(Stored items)
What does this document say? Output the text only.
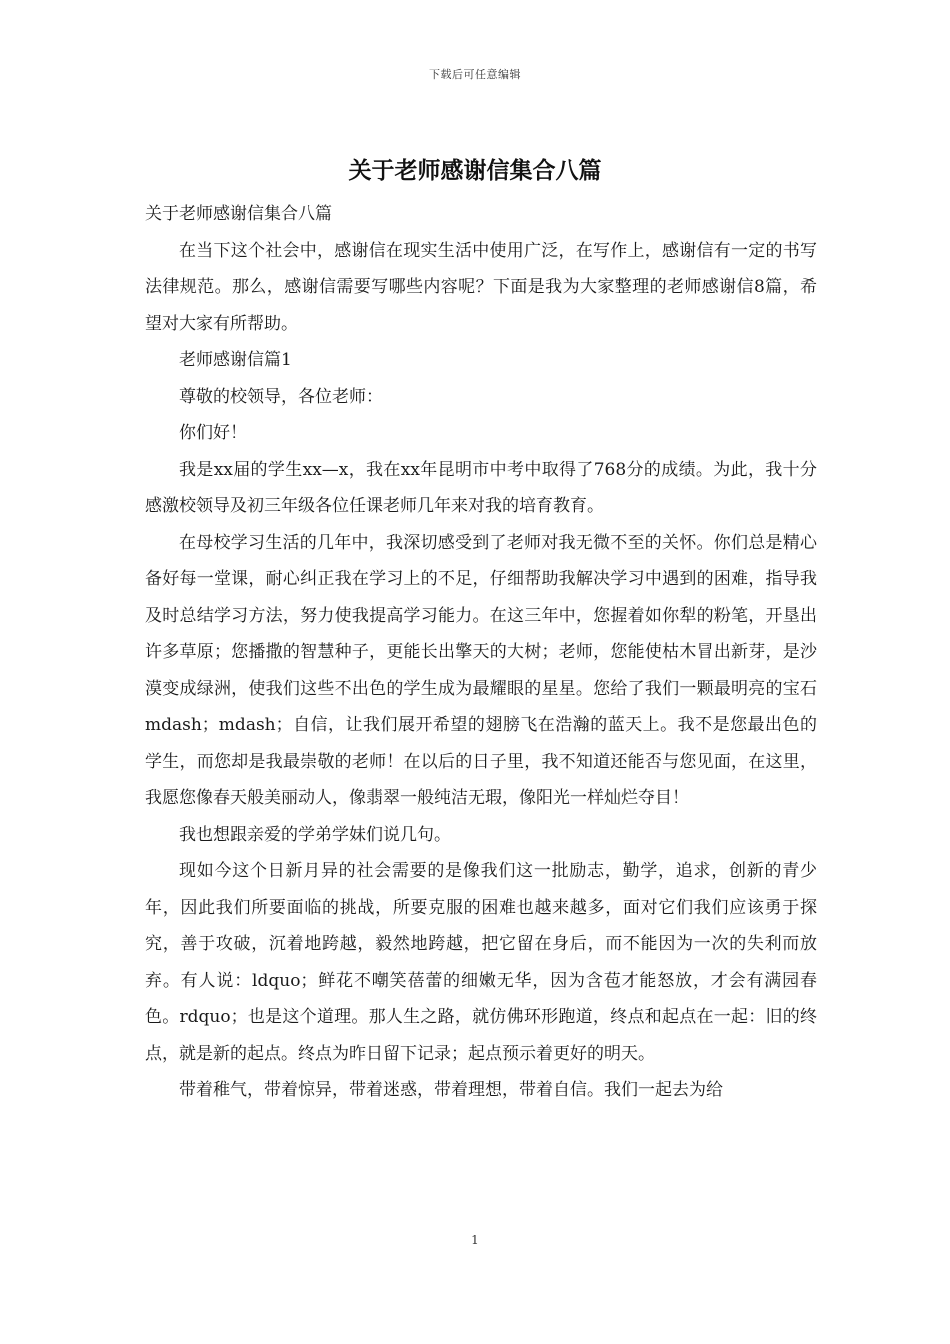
下载后可任意编辑
关于老师感谢信集合八篇

关于老师感谢信集合八篇

在当下这个社会中，感谢信在现实生活中使用广泛，在写作上，感谢信有一定的书写法律规范。那么，感谢信需要写哪些内容呢？下面是我为大家整理的老师感谢信8篇，希望对大家有所帮助。

老师感谢信篇1

尊敬的校领导，各位老师：

你们好！

我是xx届的学生xx—x，我在xx年昆明市中考中取得了768分的成绩。为此，我十分感激校领导及初三年级各位任课老师几年来对我的培育教育。

在母校学习生活的几年中，我深切感受到了老师对我无微不至的关怀。你们总是精心备好每一堂课，耐心纠正我在学习上的不足，仔细帮助我解决学习中遇到的困难，指导我及时总结学习方法，努力使我提高学习能力。在这三年中，您握着如你犁的粉笔，开垦出许多草原；您播撒的智慧种子，更能长出擎天的大树；老师，您能使枯木冒出新芽，是沙漠变成绿洲，使我们这些不出色的学生成为最耀眼的星星。您给了我们一颗最明亮的宝石mdash；mdash；自信，让我们展开希望的翅膀飞在浩瀚的蓝天上。我不是您最出色的学生，而您却是我最崇敬的老师！在以后的日子里，我不知道还能否与您见面，在这里，我愿您像春天般美丽动人，像翡翠一般纯洁无瑕，像阳光一样灿烂夺目！

我也想跟亲爱的学弟学妹们说几句。

现如今这个日新月异的社会需要的是像我们这一批励志，勤学，追求，创新的青少年，因此我们所要面临的挑战，所要克服的困难也越来越多，面对它们我们应该勇于探究，善于攻破，沉着地跨越，毅然地跨越，把它留在身后，而不能因为一次的失利而放弃。有人说：ldquo；鲜花不嘲笑蓓蕾的细嫩无华，因为含苞才能怒放，才会有满园春色。rdquo；也是这个道理。那人生之路，就仿佛环形跑道，终点和起点在一起：旧的终点，就是新的起点。终点为昨日留下记录；起点预示着更好的明天。

带着稚气，带着惊异，带着迷惑，带着理想，带着自信。我们一起去为给

1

#### Task to complete:
The records above must be printed exactly; the pictures stay out.

#### Task result:
What does this document say? Output the text only.
下载后可任意编辑
关于老师感谢信集合八篇

关于老师感谢信集合八篇

在当下这个社会中，感谢信在现实生活中使用广泛，在写作上，感谢信有一定的书写法律规范。那么，感谢信需要写哪些内容呢？下面是我为大家整理的老师感谢信8篇，希望对大家有所帮助。

老师感谢信篇1

尊敬的校领导，各位老师：

你们好！

我是xx届的学生xx—x，我在xx年昆明市中考中取得了768分的成绩。为此，我十分感激校领导及初三年级各位任课老师几年来对我的培育教育。

在母校学习生活的几年中，我深切感受到了老师对我无微不至的关怀。你们总是精心备好每一堂课，耐心纠正我在学习上的不足，仔细帮助我解决学习中遇到的困难，指导我及时总结学习方法，努力使我提高学习能力。在这三年中，您握着如你犁的粉笔，开垦出许多草原；您播撒的智慧种子，更能长出擎天的大树；老师，您能使枯木冒出新芽，是沙漠变成绿洲，使我们这些不出色的学生成为最耀眼的星星。您给了我们一颗最明亮的宝石mdash；mdash；自信，让我们展开希望的翅膀飞在浩瀚的蓝天上。我不是您最出色的学生，而您却是我最崇敬的老师！在以后的日子里，我不知道还能否与您见面，在这里，我愿您像春天般美丽动人，像翡翠一般纯洁无瑕，像阳光一样灿烂夺目！

我也想跟亲爱的学弟学妹们说几句。

现如今这个日新月异的社会需要的是像我们这一批励志，勤学，追求，创新的青少年，因此我们所要面临的挑战，所要克服的困难也越来越多，面对它们我们应该勇于探究，善于攻破，沉着地跨越，毅然地跨越，把它留在身后，而不能因为一次的失利而放弃。有人说：ldquo；鲜花不嘲笑蓓蕾的细嫩无华，因为含苞才能怒放，才会有满园春色。rdquo；也是这个道理。那人生之路，就仿佛环形跑道，终点和起点在一起：旧的终点，就是新的起点。终点为昨日留下记录；起点预示着更好的明天。

带着稚气，带着惊异，带着迷惑，带着理想，带着自信。我们一起去为给

1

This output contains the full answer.